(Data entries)
■ ■ ■
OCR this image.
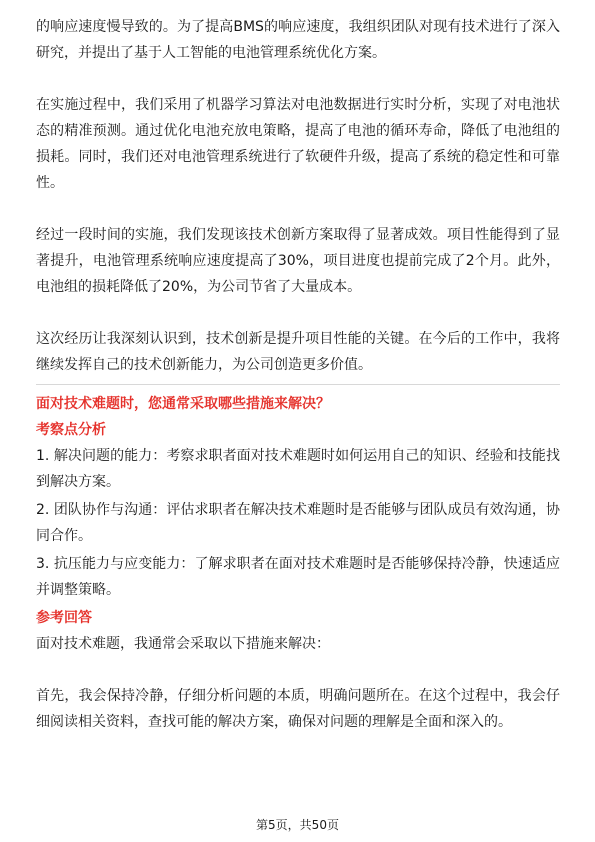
的响应速度慢导致的。为了提高BMS的响应速度，我组织团队对现有技术进行了深入研究，并提出了基于人工智能的电池管理系统优化方案。

在实施过程中，我们采用了机器学习算法对电池数据进行实时分析，实现了对电池状态的精准预测。通过优化电池充放电策略，提高了电池的循环寿命，降低了电池组的损耗。同时，我们还对电池管理系统进行了软硬件升级，提高了系统的稳定性和可靠性。

经过一段时间的实施，我们发现该技术创新方案取得了显著成效。项目性能得到了显著提升，电池管理系统响应速度提高了30%，项目进度也提前完成了2个月。此外，电池组的损耗降低了20%，为公司节省了大量成本。

这次经历让我深刻认识到，技术创新是提升项目性能的关键。在今后的工作中，我将继续发挥自己的技术创新能力，为公司创造更多价值。

面对技术难题时，您通常采取哪些措施来解决？
考察点分析
1. 解决问题的能力：考察求职者面对技术难题时如何运用自己的知识、经验和技能找到解决方案。
2. 团队协作与沟通：评估求职者在解决技术难题时是否能够与团队成员有效沟通，协同合作。
3. 抗压能力与应变能力：了解求职者在面对技术难题时是否能够保持冷静，快速适应并调整策略。
参考回答

面对技术难题，我通常会采取以下措施来解决：

首先，我会保持冷静，仔细分析问题的本质，明确问题所在。在这个过程中，我会仔细阅读相关资料，查找可能的解决方案，确保对问题的理解是全面和深入的。

第5页，共50页
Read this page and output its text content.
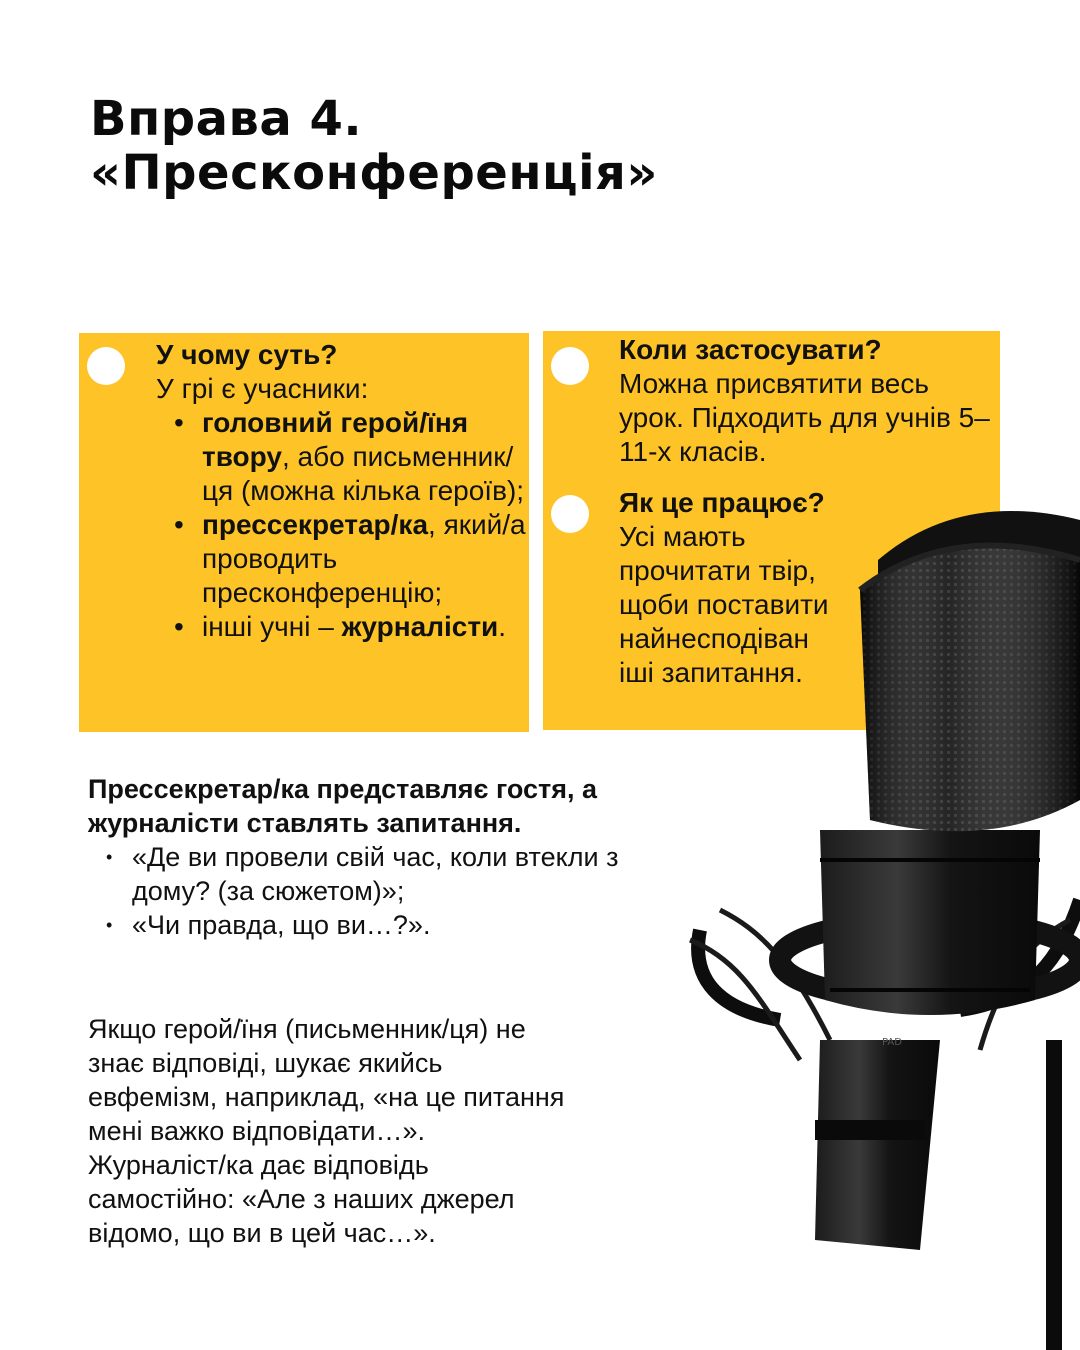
Вправа 4.
«Пресконференція»
PAD
У чому суть?

У грі є учасники:

• головний герой/їня твору, або письменник/ця (можна кілька героїв);
• прессекретар/ка, який/а проводить пресконференцію;
• інші учні – журналісти.
Коли застосувати?

Можна присвятити весь урок. Підходить для учнів 5–11-х класів.

Як це працює?

Усі мають

прочитати твір,

щоби поставити

найнесподіван

іші запитання.

Прессекретар/ка представляє гостя, а журналісти ставлять запитання.
• «Де ви провели свій час, коли втекли з дому? (за сюжетом)»;
• «Чи правда, що ви…?».
Якщо герой/їня (письменник/ця) не
знає відповіді, шукає якийсь
евфемізм, наприклад, «на це питання
мені важко відповідати…».
Журналіст/ка дає відповідь
самостійно: «Але з наших джерел
відомо, що ви в цей час…».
■ ■ ■
AIM — Every entry must be written out exactly, with all pictures left out.

IN RESPONSE —
OCR this image.
的响应速度慢导致的。为了提高BMS的响应速度，我组织团队对现有技术进行了深入研究，并提出了基于人工智能的电池管理系统优化方案。

在实施过程中，我们采用了机器学习算法对电池数据进行实时分析，实现了对电池状态的精准预测。通过优化电池充放电策略，提高了电池的循环寿命，降低了电池组的损耗。同时，我们还对电池管理系统进行了软硬件升级，提高了系统的稳定性和可靠性。

经过一段时间的实施，我们发现该技术创新方案取得了显著成效。项目性能得到了显著提升，电池管理系统响应速度提高了30%，项目进度也提前完成了2个月。此外，电池组的损耗降低了20%，为公司节省了大量成本。

这次经历让我深刻认识到，技术创新是提升项目性能的关键。在今后的工作中，我将继续发挥自己的技术创新能力，为公司创造更多价值。

面对技术难题时，您通常采取哪些措施来解决？
考察点分析
1. 解决问题的能力：考察求职者面对技术难题时如何运用自己的知识、经验和技能找到解决方案。
2. 团队协作与沟通：评估求职者在解决技术难题时是否能够与团队成员有效沟通，协同合作。
3. 抗压能力与应变能力：了解求职者在面对技术难题时是否能够保持冷静，快速适应并调整策略。
参考回答

面对技术难题，我通常会采取以下措施来解决：

首先，我会保持冷静，仔细分析问题的本质，明确问题所在。在这个过程中，我会仔细阅读相关资料，查找可能的解决方案，确保对问题的理解是全面和深入的。

第5页，共50页
Read this page and output its text content.
Вправа 4.
«Пресконференція»
PAD
У чому суть?

У грі є учасники:

• головний герой/їня твору, або письменник/ця (можна кілька героїв);
• прессекретар/ка, який/а проводить пресконференцію;
• інші учні – журналісти.
Коли застосувати?

Можна присвятити весь урок. Підходить для учнів 5–11-х класів.

Як це працює?

Усі мають

прочитати твір,

щоби поставити

найнесподіван

іші запитання.

Прессекретар/ка представляє гостя, а журналісти ставлять запитання.
• «Де ви провели свій час, коли втекли з дому? (за сюжетом)»;
• «Чи правда, що ви…?».
Якщо герой/їня (письменник/ця) не
знає відповіді, шукає якийсь
евфемізм, наприклад, «на це питання
мені важко відповідати…».
Журналіст/ка дає відповідь
самостійно: «Але з наших джерел
відомо, що ви в цей час…».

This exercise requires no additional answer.